• _WHAT NEEDS TO BE DONE_:
Would you transcribe all of the data exactly, down to the last character?
◆ ◆ ◆
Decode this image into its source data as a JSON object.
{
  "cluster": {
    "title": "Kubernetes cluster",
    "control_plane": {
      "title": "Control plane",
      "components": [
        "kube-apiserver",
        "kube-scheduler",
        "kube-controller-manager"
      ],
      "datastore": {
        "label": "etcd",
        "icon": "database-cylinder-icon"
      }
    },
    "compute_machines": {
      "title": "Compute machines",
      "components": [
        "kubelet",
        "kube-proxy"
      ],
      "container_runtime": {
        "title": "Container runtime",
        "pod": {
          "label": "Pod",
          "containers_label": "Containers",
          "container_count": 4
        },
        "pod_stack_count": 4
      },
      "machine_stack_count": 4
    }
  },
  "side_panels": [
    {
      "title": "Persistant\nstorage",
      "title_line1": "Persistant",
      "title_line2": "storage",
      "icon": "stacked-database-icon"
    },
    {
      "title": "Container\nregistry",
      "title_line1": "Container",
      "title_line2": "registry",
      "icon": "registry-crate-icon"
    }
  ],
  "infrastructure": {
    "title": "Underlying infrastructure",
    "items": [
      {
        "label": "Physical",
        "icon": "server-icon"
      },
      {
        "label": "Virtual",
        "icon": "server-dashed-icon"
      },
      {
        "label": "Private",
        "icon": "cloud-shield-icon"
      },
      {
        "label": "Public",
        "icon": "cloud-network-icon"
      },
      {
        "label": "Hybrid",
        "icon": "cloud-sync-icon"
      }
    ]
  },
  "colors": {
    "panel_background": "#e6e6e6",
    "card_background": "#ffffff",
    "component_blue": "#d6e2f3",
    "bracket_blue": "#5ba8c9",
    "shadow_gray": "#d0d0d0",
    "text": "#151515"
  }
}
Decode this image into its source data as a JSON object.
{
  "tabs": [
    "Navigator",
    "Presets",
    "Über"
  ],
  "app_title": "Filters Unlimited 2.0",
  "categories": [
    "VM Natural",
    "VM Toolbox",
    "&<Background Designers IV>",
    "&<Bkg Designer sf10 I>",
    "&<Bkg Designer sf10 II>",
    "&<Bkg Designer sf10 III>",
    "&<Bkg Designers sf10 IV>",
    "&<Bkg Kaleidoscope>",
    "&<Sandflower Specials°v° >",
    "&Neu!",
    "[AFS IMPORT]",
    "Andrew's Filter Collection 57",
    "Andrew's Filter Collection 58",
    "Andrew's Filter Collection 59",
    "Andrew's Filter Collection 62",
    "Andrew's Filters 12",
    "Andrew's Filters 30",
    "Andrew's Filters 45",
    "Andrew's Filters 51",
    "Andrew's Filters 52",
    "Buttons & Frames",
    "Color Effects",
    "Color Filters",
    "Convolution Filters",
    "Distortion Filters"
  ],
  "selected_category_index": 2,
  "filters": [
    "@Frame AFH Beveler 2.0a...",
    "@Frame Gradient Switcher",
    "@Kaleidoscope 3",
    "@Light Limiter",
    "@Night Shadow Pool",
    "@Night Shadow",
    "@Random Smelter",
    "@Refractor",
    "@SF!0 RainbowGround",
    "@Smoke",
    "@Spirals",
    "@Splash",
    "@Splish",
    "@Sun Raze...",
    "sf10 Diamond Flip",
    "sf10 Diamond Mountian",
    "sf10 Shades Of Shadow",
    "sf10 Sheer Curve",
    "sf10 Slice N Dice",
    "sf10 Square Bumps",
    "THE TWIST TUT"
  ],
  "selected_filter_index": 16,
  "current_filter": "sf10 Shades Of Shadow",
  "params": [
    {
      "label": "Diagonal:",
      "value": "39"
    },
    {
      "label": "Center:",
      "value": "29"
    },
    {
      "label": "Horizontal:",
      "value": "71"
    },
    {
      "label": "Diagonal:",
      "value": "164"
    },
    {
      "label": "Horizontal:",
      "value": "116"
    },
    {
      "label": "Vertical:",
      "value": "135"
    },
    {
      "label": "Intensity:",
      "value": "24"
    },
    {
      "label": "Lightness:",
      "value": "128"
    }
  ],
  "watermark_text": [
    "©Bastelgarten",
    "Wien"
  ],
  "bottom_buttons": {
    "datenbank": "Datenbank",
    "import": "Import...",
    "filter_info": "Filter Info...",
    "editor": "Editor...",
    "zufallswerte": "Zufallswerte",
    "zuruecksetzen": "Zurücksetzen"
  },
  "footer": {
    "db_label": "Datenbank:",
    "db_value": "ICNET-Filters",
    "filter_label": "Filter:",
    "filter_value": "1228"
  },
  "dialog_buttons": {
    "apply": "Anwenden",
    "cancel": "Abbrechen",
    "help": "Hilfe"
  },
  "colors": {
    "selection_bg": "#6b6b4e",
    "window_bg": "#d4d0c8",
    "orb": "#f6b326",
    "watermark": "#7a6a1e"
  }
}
◆ ◆ ◆
• _REPLY TO THE TASK_:
Decode this image into its source data as a JSON object.
{
  "cluster": {
    "title": "Kubernetes cluster",
    "control_plane": {
      "title": "Control plane",
      "components": [
        "kube-apiserver",
        "kube-scheduler",
        "kube-controller-manager"
      ],
      "datastore": {
        "label": "etcd",
        "icon": "database-cylinder-icon"
      }
    },
    "compute_machines": {
      "title": "Compute machines",
      "components": [
        "kubelet",
        "kube-proxy"
      ],
      "container_runtime": {
        "title": "Container runtime",
        "pod": {
          "label": "Pod",
          "containers_label": "Containers",
          "container_count": 4
        },
        "pod_stack_count": 4
      },
      "machine_stack_count": 4
    }
  },
  "side_panels": [
    {
      "title": "Persistant\nstorage",
      "title_line1": "Persistant",
      "title_line2": "storage",
      "icon": "stacked-database-icon"
    },
    {
      "title": "Container\nregistry",
      "title_line1": "Container",
      "title_line2": "registry",
      "icon": "registry-crate-icon"
    }
  ],
  "infrastructure": {
    "title": "Underlying infrastructure",
    "items": [
      {
        "label": "Physical",
        "icon": "server-icon"
      },
      {
        "label": "Virtual",
        "icon": "server-dashed-icon"
      },
      {
        "label": "Private",
        "icon": "cloud-shield-icon"
      },
      {
        "label": "Public",
        "icon": "cloud-network-icon"
      },
      {
        "label": "Hybrid",
        "icon": "cloud-sync-icon"
      }
    ]
  },
  "colors": {
    "panel_background": "#e6e6e6",
    "card_background": "#ffffff",
    "component_blue": "#d6e2f3",
    "bracket_blue": "#5ba8c9",
    "shadow_gray": "#d0d0d0",
    "text": "#151515"
  }
}
Decode this image into its source data as a JSON object.
{
  "tabs": [
    "Navigator",
    "Presets",
    "Über"
  ],
  "app_title": "Filters Unlimited 2.0",
  "categories": [
    "VM Natural",
    "VM Toolbox",
    "&<Background Designers IV>",
    "&<Bkg Designer sf10 I>",
    "&<Bkg Designer sf10 II>",
    "&<Bkg Designer sf10 III>",
    "&<Bkg Designers sf10 IV>",
    "&<Bkg Kaleidoscope>",
    "&<Sandflower Specials°v° >",
    "&Neu!",
    "[AFS IMPORT]",
    "Andrew's Filter Collection 57",
    "Andrew's Filter Collection 58",
    "Andrew's Filter Collection 59",
    "Andrew's Filter Collection 62",
    "Andrew's Filters 12",
    "Andrew's Filters 30",
    "Andrew's Filters 45",
    "Andrew's Filters 51",
    "Andrew's Filters 52",
    "Buttons & Frames",
    "Color Effects",
    "Color Filters",
    "Convolution Filters",
    "Distortion Filters"
  ],
  "selected_category_index": 2,
  "filters": [
    "@Frame AFH Beveler 2.0a...",
    "@Frame Gradient Switcher",
    "@Kaleidoscope 3",
    "@Light Limiter",
    "@Night Shadow Pool",
    "@Night Shadow",
    "@Random Smelter",
    "@Refractor",
    "@SF!0 RainbowGround",
    "@Smoke",
    "@Spirals",
    "@Splash",
    "@Splish",
    "@Sun Raze...",
    "sf10 Diamond Flip",
    "sf10 Diamond Mountian",
    "sf10 Shades Of Shadow",
    "sf10 Sheer Curve",
    "sf10 Slice N Dice",
    "sf10 Square Bumps",
    "THE TWIST TUT"
  ],
  "selected_filter_index": 16,
  "current_filter": "sf10 Shades Of Shadow",
  "params": [
    {
      "label": "Diagonal:",
      "value": "39"
    },
    {
      "label": "Center:",
      "value": "29"
    },
    {
      "label": "Horizontal:",
      "value": "71"
    },
    {
      "label": "Diagonal:",
      "value": "164"
    },
    {
      "label": "Horizontal:",
      "value": "116"
    },
    {
      "label": "Vertical:",
      "value": "135"
    },
    {
      "label": "Intensity:",
      "value": "24"
    },
    {
      "label": "Lightness:",
      "value": "128"
    }
  ],
  "watermark_text": [
    "©Bastelgarten",
    "Wien"
  ],
  "bottom_buttons": {
    "datenbank": "Datenbank",
    "import": "Import...",
    "filter_info": "Filter Info...",
    "editor": "Editor...",
    "zufallswerte": "Zufallswerte",
    "zuruecksetzen": "Zurücksetzen"
  },
  "footer": {
    "db_label": "Datenbank:",
    "db_value": "ICNET-Filters",
    "filter_label": "Filter:",
    "filter_value": "1228"
  },
  "dialog_buttons": {
    "apply": "Anwenden",
    "cancel": "Abbrechen",
    "help": "Hilfe"
  },
  "colors": {
    "selection_bg": "#6b6b4e",
    "window_bg": "#d4d0c8",
    "orb": "#f6b326",
    "watermark": "#7a6a1e"
  }
}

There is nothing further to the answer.